**Records from a dataset:**
============================================================

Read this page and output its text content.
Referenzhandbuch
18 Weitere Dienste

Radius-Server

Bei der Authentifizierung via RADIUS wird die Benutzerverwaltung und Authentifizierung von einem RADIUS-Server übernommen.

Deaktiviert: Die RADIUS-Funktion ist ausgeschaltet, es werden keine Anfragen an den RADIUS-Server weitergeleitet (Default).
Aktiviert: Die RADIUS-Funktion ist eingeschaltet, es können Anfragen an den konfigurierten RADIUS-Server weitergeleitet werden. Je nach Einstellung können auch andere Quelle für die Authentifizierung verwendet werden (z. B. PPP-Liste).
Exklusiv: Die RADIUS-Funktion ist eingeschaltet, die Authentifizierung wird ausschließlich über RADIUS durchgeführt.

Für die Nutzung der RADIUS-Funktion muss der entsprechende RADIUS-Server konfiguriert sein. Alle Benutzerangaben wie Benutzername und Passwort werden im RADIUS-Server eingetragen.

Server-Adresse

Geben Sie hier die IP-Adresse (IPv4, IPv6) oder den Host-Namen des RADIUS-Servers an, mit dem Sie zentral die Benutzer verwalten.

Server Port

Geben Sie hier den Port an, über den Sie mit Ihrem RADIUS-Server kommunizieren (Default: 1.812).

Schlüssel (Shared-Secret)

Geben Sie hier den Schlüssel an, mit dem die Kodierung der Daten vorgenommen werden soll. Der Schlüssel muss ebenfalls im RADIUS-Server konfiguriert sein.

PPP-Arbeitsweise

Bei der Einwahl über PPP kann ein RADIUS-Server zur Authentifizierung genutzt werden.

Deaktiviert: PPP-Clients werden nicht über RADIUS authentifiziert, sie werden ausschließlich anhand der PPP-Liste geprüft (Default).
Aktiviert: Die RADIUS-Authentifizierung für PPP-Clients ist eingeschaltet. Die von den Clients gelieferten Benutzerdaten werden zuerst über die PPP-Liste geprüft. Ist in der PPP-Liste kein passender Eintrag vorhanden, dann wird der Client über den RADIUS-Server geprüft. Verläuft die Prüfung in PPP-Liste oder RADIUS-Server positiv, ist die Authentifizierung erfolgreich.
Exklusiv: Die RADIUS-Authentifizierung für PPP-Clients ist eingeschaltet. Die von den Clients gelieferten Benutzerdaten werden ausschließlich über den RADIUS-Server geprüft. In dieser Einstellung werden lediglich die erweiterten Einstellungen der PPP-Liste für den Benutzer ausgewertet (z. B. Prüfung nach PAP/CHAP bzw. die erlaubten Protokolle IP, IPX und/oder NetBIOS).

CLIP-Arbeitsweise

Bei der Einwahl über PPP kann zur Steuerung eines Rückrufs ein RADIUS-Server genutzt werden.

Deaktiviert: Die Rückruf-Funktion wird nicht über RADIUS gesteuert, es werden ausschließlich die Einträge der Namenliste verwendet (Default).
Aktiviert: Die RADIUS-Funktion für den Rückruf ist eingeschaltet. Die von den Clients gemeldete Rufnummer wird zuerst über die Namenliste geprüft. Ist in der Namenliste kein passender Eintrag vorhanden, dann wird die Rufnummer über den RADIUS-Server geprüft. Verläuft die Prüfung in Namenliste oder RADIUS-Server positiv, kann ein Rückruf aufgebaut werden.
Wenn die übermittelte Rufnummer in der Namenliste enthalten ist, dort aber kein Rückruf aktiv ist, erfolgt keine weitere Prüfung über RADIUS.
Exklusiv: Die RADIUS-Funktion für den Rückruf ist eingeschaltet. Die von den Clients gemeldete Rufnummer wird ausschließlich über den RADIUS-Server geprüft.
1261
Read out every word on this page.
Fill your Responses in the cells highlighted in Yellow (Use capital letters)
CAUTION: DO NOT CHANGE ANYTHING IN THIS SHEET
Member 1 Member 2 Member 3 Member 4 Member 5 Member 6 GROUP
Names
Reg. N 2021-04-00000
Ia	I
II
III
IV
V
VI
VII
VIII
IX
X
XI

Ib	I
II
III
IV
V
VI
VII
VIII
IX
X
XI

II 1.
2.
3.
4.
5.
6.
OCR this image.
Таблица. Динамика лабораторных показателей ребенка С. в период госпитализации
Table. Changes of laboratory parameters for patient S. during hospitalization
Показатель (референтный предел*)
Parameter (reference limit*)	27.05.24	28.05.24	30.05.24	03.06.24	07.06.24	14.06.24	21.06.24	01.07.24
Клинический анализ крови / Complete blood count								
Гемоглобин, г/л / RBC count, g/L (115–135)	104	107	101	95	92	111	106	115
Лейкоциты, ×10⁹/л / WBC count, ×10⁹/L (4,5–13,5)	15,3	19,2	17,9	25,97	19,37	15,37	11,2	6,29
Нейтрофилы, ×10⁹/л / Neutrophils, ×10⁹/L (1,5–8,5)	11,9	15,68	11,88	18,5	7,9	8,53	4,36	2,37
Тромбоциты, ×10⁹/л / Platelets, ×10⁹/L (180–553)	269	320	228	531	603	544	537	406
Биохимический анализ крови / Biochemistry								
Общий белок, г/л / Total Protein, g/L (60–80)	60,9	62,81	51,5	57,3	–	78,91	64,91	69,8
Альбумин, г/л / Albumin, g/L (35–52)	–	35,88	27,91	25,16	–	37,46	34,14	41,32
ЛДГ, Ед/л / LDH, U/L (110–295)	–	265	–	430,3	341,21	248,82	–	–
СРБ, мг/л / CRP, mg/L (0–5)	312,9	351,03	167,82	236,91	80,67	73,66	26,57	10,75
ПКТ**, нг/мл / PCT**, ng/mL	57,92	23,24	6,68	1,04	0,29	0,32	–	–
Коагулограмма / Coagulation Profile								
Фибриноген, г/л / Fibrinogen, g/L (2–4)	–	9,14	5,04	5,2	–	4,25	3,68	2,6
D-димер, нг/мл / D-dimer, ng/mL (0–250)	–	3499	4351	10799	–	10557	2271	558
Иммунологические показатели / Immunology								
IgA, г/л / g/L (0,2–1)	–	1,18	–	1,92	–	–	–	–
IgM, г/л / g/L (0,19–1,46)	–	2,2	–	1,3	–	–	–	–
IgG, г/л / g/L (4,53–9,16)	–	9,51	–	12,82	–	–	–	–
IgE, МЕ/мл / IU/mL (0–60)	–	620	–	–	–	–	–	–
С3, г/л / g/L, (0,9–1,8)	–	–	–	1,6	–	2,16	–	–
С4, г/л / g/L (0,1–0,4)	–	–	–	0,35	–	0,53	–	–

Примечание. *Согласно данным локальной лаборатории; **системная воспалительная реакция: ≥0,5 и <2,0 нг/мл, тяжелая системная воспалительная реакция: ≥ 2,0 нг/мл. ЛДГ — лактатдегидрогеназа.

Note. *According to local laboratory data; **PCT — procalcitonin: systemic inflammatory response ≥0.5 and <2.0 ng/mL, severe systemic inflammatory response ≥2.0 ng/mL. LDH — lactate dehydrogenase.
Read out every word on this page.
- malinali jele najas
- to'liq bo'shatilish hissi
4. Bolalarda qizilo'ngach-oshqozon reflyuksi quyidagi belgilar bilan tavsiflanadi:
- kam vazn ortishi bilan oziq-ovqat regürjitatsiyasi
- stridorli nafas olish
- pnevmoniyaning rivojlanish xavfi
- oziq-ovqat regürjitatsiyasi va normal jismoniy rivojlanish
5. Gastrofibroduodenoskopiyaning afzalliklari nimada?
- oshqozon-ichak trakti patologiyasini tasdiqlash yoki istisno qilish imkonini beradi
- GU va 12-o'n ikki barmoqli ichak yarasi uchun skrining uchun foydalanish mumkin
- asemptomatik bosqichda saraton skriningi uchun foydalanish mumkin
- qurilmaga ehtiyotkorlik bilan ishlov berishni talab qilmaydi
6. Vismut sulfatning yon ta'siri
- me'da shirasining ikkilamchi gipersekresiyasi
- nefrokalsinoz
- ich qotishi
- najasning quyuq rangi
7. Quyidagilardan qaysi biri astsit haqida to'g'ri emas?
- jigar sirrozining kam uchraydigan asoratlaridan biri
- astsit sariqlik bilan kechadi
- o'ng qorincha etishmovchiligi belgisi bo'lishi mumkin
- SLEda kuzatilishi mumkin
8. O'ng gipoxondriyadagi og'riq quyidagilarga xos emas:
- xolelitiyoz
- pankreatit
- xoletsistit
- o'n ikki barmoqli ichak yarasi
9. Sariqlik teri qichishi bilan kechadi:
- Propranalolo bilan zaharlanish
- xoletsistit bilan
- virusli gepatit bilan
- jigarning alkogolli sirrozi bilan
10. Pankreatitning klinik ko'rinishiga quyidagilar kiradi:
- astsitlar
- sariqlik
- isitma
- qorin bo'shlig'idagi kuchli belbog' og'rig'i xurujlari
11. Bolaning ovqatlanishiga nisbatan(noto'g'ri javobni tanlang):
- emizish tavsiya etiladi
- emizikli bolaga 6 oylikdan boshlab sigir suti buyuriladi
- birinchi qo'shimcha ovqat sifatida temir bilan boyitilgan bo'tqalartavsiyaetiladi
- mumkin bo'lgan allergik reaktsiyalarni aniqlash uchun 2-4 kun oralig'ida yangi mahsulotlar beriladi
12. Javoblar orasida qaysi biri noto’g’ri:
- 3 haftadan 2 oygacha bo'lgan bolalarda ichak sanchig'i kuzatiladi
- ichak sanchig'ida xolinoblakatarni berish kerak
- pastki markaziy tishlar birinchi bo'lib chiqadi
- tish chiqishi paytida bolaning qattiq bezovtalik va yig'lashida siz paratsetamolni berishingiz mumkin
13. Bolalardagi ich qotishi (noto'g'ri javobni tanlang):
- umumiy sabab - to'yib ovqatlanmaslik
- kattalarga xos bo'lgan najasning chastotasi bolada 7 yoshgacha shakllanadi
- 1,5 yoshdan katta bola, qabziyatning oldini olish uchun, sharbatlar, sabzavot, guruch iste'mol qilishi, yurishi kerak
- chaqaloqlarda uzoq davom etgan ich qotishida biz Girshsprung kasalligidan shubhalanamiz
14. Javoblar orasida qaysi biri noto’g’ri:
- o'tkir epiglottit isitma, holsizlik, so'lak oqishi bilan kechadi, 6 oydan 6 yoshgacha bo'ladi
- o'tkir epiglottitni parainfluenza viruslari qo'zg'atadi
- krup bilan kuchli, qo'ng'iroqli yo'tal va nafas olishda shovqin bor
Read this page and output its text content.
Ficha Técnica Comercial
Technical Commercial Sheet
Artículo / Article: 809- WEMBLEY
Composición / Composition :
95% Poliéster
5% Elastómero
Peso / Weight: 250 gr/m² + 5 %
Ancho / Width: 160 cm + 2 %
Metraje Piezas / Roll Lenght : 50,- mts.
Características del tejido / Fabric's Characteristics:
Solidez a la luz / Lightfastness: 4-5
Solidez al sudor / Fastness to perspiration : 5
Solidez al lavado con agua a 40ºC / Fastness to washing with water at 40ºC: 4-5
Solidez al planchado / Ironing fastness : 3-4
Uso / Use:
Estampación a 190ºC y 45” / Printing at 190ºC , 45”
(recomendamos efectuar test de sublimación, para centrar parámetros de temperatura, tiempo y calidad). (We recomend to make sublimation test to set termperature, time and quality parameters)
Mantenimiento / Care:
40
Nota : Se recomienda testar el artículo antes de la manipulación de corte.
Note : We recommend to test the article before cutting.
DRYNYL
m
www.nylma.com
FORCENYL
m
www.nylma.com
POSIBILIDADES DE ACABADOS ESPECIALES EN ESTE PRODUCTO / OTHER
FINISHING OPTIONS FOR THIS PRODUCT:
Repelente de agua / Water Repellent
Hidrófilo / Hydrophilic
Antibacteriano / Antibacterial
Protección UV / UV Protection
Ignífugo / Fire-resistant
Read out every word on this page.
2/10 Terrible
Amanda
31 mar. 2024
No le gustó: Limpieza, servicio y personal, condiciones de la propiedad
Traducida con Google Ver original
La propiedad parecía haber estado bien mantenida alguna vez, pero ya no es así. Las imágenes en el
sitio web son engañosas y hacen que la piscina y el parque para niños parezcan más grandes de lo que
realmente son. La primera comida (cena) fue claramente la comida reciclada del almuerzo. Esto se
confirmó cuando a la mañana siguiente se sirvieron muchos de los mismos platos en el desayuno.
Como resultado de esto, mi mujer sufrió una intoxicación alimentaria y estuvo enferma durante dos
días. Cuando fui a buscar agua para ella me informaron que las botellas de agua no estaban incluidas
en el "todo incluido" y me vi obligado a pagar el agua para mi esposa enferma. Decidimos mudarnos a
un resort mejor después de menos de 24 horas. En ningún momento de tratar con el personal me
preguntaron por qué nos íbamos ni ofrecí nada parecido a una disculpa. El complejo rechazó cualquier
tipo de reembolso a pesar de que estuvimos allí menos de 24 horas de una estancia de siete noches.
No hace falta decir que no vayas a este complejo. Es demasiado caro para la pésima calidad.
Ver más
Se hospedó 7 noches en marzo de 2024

============================================================

**Exercise directions:**
Search the data above for the string "Geben" and report each line that holds it.

**Solved problem:**
Geben Sie hier die IP-Adresse (IPv4, IPv6) oder den Host-Namen des RADIUS-Servers an, mit dem Sie zentral die Benutzer verwalten.
Geben Sie hier den Port an, über den Sie mit Ihrem RADIUS-Server kommunizieren (Default: 1.812).
Geben Sie hier den Schlüssel an, mit dem die Kodierung der Daten vorgenommen werden soll. Der Schlüssel muss ebenfalls im RADIUS-Server konfiguriert sein.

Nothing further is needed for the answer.